* Start Given data *
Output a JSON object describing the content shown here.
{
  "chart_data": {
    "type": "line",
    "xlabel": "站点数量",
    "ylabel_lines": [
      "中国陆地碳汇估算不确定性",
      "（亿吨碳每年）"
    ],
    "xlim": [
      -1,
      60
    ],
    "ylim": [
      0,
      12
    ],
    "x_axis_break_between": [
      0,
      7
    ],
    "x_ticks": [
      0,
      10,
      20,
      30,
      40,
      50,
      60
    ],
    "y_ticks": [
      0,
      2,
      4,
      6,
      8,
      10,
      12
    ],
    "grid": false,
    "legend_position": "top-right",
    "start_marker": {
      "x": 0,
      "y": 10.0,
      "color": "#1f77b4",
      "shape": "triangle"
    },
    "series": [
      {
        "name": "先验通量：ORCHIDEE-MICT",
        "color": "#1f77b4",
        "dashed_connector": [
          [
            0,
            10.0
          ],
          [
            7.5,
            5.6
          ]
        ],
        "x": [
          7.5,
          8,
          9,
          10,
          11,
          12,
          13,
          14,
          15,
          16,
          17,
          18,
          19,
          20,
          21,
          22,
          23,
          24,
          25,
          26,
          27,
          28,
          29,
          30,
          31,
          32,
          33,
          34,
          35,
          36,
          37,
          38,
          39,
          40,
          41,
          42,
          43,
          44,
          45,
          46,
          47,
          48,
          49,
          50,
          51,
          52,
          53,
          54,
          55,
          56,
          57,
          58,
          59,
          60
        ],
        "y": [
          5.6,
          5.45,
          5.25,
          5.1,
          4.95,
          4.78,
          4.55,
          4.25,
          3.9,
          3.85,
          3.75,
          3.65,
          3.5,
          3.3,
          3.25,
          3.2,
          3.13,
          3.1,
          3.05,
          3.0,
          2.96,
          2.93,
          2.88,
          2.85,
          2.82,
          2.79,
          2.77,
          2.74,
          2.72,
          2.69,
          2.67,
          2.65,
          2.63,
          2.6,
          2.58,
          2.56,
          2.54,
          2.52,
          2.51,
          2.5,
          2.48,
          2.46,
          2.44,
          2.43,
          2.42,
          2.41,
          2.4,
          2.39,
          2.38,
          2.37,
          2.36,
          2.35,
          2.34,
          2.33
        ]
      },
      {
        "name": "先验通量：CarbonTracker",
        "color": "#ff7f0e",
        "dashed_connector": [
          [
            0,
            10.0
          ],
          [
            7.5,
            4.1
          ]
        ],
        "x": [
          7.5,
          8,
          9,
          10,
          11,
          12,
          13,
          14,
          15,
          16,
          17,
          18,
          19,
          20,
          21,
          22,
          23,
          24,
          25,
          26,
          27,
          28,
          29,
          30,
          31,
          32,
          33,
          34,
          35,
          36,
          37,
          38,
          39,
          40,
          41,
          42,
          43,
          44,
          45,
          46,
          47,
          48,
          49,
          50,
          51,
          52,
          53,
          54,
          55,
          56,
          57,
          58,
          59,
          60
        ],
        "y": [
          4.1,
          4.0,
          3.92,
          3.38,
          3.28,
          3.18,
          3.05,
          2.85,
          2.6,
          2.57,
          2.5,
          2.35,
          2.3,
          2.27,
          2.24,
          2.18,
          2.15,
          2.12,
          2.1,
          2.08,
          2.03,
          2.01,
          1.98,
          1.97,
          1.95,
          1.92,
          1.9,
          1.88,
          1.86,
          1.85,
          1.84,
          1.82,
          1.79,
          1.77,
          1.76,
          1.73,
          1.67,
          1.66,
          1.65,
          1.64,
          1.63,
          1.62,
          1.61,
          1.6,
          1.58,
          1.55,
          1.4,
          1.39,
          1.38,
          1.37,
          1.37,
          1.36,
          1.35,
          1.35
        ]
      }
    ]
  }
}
* End Given data *
Task statement: Your task is to repeat the data exactly, with nothing left out.

Response to this task:
Output a JSON object describing the content shown here.
{
  "chart_data": {
    "type": "line",
    "xlabel": "站点数量",
    "ylabel_lines": [
      "中国陆地碳汇估算不确定性",
      "（亿吨碳每年）"
    ],
    "xlim": [
      -1,
      60
    ],
    "ylim": [
      0,
      12
    ],
    "x_axis_break_between": [
      0,
      7
    ],
    "x_ticks": [
      0,
      10,
      20,
      30,
      40,
      50,
      60
    ],
    "y_ticks": [
      0,
      2,
      4,
      6,
      8,
      10,
      12
    ],
    "grid": false,
    "legend_position": "top-right",
    "start_marker": {
      "x": 0,
      "y": 10.0,
      "color": "#1f77b4",
      "shape": "triangle"
    },
    "series": [
      {
        "name": "先验通量：ORCHIDEE-MICT",
        "color": "#1f77b4",
        "dashed_connector": [
          [
            0,
            10.0
          ],
          [
            7.5,
            5.6
          ]
        ],
        "x": [
          7.5,
          8,
          9,
          10,
          11,
          12,
          13,
          14,
          15,
          16,
          17,
          18,
          19,
          20,
          21,
          22,
          23,
          24,
          25,
          26,
          27,
          28,
          29,
          30,
          31,
          32,
          33,
          34,
          35,
          36,
          37,
          38,
          39,
          40,
          41,
          42,
          43,
          44,
          45,
          46,
          47,
          48,
          49,
          50,
          51,
          52,
          53,
          54,
          55,
          56,
          57,
          58,
          59,
          60
        ],
        "y": [
          5.6,
          5.45,
          5.25,
          5.1,
          4.95,
          4.78,
          4.55,
          4.25,
          3.9,
          3.85,
          3.75,
          3.65,
          3.5,
          3.3,
          3.25,
          3.2,
          3.13,
          3.1,
          3.05,
          3.0,
          2.96,
          2.93,
          2.88,
          2.85,
          2.82,
          2.79,
          2.77,
          2.74,
          2.72,
          2.69,
          2.67,
          2.65,
          2.63,
          2.6,
          2.58,
          2.56,
          2.54,
          2.52,
          2.51,
          2.5,
          2.48,
          2.46,
          2.44,
          2.43,
          2.42,
          2.41,
          2.4,
          2.39,
          2.38,
          2.37,
          2.36,
          2.35,
          2.34,
          2.33
        ]
      },
      {
        "name": "先验通量：CarbonTracker",
        "color": "#ff7f0e",
        "dashed_connector": [
          [
            0,
            10.0
          ],
          [
            7.5,
            4.1
          ]
        ],
        "x": [
          7.5,
          8,
          9,
          10,
          11,
          12,
          13,
          14,
          15,
          16,
          17,
          18,
          19,
          20,
          21,
          22,
          23,
          24,
          25,
          26,
          27,
          28,
          29,
          30,
          31,
          32,
          33,
          34,
          35,
          36,
          37,
          38,
          39,
          40,
          41,
          42,
          43,
          44,
          45,
          46,
          47,
          48,
          49,
          50,
          51,
          52,
          53,
          54,
          55,
          56,
          57,
          58,
          59,
          60
        ],
        "y": [
          4.1,
          4.0,
          3.92,
          3.38,
          3.28,
          3.18,
          3.05,
          2.85,
          2.6,
          2.57,
          2.5,
          2.35,
          2.3,
          2.27,
          2.24,
          2.18,
          2.15,
          2.12,
          2.1,
          2.08,
          2.03,
          2.01,
          1.98,
          1.97,
          1.95,
          1.92,
          1.9,
          1.88,
          1.86,
          1.85,
          1.84,
          1.82,
          1.79,
          1.77,
          1.76,
          1.73,
          1.67,
          1.66,
          1.65,
          1.64,
          1.63,
          1.62,
          1.61,
          1.6,
          1.58,
          1.55,
          1.4,
          1.39,
          1.38,
          1.37,
          1.37,
          1.36,
          1.35,
          1.35
        ]
      }
    ]
  }
}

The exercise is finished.